━━━━━ EXTRACTED ENTRIES

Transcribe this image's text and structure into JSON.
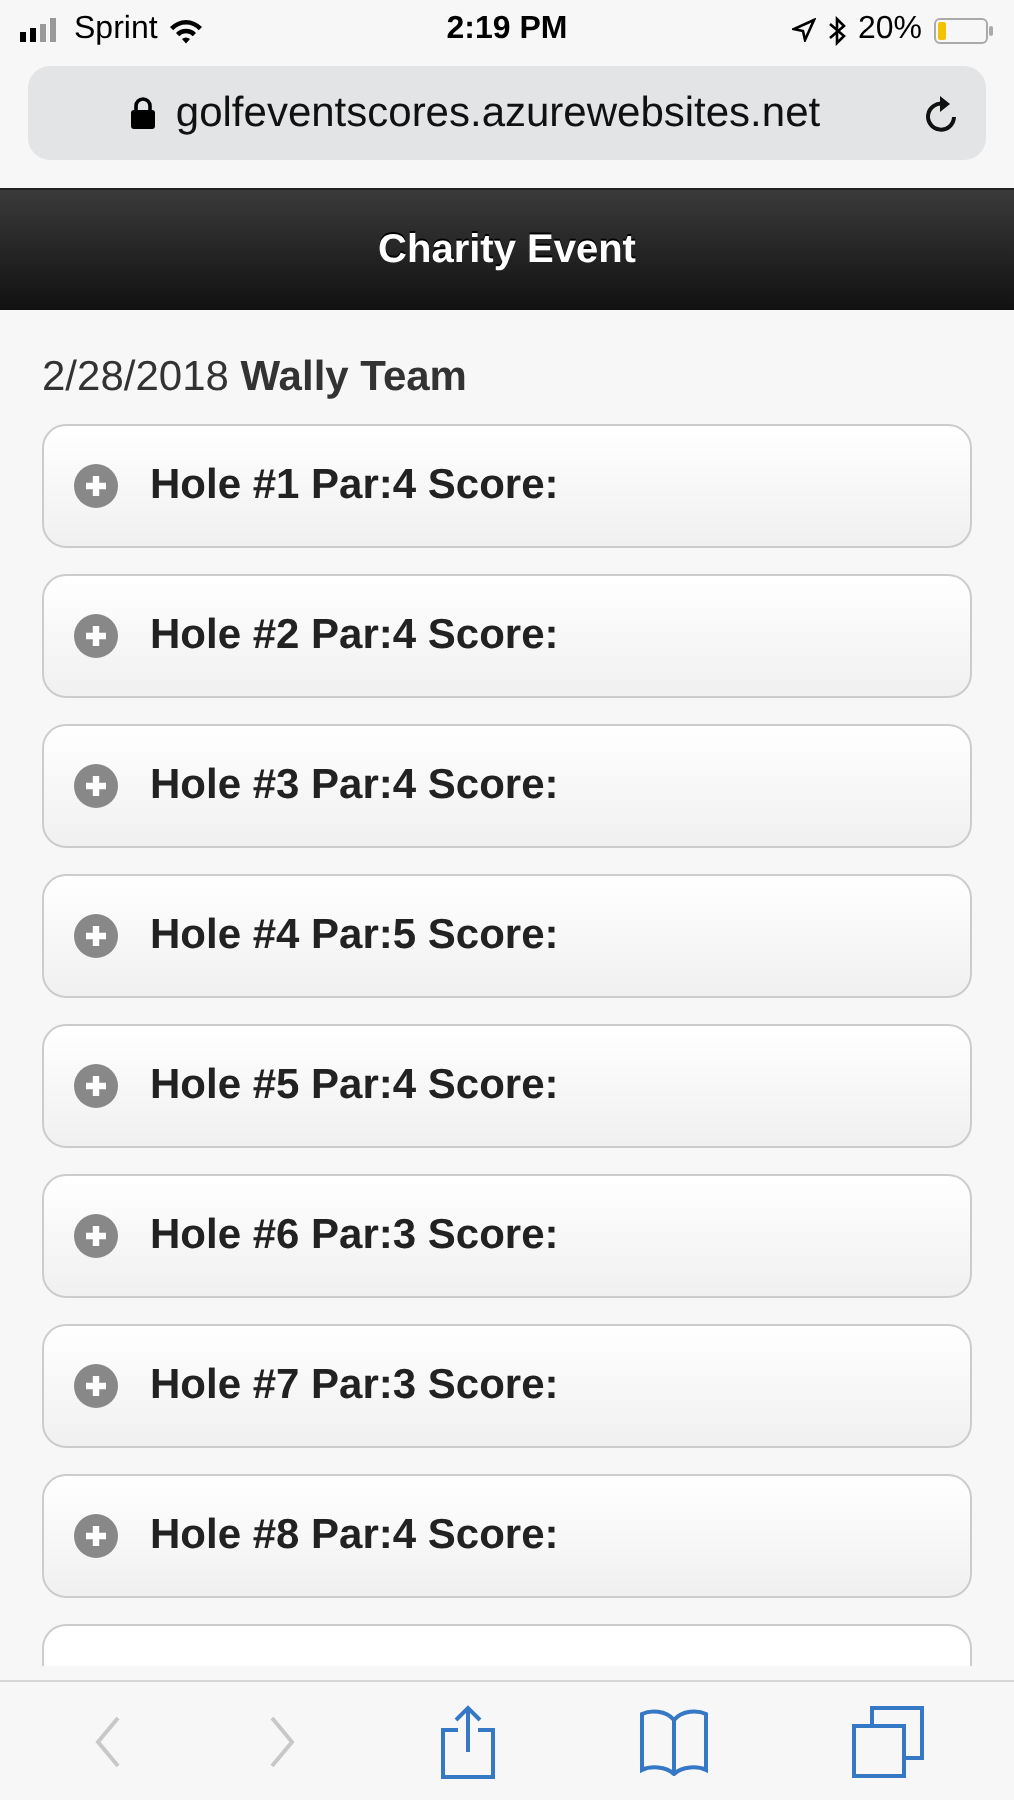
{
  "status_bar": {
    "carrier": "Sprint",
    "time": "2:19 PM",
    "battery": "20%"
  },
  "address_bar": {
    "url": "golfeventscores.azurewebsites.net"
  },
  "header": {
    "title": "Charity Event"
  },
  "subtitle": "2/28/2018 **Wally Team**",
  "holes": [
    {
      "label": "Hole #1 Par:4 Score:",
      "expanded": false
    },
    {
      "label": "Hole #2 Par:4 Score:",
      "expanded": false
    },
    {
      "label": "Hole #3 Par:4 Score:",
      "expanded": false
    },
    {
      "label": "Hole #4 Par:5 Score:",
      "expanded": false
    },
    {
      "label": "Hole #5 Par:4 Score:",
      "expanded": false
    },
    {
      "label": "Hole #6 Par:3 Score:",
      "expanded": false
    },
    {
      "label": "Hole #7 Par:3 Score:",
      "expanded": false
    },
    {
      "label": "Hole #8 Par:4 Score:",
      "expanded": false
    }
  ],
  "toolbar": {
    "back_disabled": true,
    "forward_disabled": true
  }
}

━━━━━━━━━━

§ WHAT TO DO
Output every entry exactly as given; pictures are not part of the copy.

§ EXERCISE ANSWER
Transcribe this image's text and structure into JSON.
{
  "status_bar": {
    "carrier": "Sprint",
    "time": "2:19 PM",
    "battery": "20%"
  },
  "address_bar": {
    "url": "golfeventscores.azurewebsites.net"
  },
  "header": {
    "title": "Charity Event"
  },
  "subtitle": "2/28/2018 **Wally Team**",
  "holes": [
    {
      "label": "Hole #1 Par:4 Score:",
      "expanded": false
    },
    {
      "label": "Hole #2 Par:4 Score:",
      "expanded": false
    },
    {
      "label": "Hole #3 Par:4 Score:",
      "expanded": false
    },
    {
      "label": "Hole #4 Par:5 Score:",
      "expanded": false
    },
    {
      "label": "Hole #5 Par:4 Score:",
      "expanded": false
    },
    {
      "label": "Hole #6 Par:3 Score:",
      "expanded": false
    },
    {
      "label": "Hole #7 Par:3 Score:",
      "expanded": false
    },
    {
      "label": "Hole #8 Par:4 Score:",
      "expanded": false
    }
  ],
  "toolbar": {
    "back_disabled": true,
    "forward_disabled": true
  }
}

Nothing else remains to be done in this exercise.